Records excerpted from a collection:
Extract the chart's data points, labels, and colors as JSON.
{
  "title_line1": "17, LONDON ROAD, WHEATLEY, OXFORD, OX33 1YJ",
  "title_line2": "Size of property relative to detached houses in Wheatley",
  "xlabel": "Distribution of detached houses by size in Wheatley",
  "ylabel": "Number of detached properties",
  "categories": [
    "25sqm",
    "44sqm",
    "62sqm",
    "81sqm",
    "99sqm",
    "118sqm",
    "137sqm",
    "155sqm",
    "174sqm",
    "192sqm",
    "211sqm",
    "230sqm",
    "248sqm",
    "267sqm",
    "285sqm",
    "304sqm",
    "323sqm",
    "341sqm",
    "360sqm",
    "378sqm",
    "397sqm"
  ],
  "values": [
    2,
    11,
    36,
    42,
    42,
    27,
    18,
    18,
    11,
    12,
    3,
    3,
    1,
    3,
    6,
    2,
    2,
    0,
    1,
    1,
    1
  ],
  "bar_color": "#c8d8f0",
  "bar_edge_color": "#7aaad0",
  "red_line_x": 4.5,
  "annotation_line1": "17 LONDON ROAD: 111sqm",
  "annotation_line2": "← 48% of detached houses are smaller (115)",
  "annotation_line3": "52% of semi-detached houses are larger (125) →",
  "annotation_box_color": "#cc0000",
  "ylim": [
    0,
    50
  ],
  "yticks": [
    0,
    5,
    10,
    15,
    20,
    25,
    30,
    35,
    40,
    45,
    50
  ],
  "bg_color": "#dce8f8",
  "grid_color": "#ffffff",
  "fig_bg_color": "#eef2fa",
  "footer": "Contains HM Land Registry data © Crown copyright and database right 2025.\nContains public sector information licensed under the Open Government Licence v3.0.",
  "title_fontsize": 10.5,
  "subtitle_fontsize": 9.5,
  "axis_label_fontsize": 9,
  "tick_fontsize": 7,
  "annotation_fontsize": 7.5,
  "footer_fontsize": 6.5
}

Directive:
From the entries above, extract every line where the word "detached" appears.

Task output:
  "title_line2": "Size of property relative to detached houses in Wheatley",
  "xlabel": "Distribution of detached houses by size in Wheatley",
  "ylabel": "Number of detached properties",
  "annotation_line2": "← 48% of detached houses are smaller (115)",
  "annotation_line3": "52% of semi-detached houses are larger (125) →",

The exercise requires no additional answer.